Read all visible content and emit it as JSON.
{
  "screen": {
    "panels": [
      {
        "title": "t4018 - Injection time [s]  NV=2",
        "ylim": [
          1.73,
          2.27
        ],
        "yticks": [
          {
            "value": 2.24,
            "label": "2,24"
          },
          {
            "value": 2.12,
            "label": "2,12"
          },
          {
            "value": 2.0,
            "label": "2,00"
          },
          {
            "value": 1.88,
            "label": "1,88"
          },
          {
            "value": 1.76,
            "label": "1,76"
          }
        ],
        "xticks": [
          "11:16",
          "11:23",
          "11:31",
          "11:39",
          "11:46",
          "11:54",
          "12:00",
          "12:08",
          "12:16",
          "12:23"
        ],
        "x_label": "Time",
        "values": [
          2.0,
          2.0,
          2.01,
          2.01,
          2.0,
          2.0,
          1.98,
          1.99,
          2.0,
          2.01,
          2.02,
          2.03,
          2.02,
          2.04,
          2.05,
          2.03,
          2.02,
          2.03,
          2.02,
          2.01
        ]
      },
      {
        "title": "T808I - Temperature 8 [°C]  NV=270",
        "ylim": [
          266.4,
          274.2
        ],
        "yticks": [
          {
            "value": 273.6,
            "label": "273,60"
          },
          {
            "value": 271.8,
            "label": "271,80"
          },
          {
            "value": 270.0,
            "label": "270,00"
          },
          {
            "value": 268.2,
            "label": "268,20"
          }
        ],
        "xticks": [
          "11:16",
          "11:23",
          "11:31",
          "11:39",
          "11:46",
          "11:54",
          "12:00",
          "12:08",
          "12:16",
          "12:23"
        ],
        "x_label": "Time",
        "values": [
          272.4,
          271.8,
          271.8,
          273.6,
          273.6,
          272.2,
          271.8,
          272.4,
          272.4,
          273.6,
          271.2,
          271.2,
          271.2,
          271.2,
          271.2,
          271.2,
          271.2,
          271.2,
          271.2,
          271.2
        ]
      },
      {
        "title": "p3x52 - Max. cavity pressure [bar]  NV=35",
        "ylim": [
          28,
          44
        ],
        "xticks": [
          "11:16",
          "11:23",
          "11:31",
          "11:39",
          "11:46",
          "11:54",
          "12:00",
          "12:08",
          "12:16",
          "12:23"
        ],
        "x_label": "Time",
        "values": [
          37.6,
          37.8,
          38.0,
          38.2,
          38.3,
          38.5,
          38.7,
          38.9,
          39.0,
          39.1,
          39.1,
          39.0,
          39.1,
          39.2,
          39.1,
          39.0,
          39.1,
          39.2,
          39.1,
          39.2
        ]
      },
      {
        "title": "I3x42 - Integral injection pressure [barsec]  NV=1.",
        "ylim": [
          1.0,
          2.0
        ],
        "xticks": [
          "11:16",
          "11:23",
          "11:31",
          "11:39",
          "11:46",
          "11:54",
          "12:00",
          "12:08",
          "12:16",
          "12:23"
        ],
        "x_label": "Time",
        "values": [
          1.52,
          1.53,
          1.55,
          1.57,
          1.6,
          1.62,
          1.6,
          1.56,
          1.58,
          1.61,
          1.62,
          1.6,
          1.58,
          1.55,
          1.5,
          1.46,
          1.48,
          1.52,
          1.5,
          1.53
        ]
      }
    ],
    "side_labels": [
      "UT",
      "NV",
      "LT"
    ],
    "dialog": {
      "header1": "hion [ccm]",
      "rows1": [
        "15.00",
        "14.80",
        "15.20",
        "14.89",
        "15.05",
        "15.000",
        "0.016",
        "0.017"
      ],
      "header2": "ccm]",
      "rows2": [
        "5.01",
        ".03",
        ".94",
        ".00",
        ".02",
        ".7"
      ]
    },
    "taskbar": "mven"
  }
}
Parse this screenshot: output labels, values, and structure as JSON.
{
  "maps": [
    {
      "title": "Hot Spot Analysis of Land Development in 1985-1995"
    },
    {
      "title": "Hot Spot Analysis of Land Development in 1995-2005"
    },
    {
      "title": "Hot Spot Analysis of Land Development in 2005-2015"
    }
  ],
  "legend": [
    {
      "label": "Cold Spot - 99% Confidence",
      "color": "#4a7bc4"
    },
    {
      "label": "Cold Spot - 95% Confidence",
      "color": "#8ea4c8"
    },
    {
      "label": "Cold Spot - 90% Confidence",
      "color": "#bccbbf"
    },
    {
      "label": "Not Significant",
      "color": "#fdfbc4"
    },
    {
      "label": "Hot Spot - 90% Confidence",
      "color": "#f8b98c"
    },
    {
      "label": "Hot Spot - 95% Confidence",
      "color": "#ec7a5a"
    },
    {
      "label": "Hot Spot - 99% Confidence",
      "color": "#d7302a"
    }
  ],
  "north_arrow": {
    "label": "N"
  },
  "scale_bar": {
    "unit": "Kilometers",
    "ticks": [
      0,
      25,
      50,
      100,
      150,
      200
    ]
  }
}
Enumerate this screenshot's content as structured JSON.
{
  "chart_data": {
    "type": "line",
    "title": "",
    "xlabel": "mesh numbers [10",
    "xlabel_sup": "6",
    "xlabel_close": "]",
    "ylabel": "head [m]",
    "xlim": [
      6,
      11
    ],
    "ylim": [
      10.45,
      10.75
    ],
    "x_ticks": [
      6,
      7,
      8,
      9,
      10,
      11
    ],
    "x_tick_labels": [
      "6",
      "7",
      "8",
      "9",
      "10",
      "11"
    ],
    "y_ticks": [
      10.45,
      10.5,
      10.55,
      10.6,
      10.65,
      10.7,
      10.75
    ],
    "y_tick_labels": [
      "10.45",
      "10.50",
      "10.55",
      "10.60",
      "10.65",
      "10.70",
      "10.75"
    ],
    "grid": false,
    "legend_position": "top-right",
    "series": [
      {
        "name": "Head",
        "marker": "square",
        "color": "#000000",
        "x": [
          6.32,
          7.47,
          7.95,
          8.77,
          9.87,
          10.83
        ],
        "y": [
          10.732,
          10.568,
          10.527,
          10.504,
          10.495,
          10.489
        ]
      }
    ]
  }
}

▬▬▬

Work required
Read the entries above, then pull out the lines that include "Cold".

Written answer
      "label": "Cold Spot - 99% Confidence",
      "label": "Cold Spot - 95% Confidence",
      "label": "Cold Spot - 90% Confidence",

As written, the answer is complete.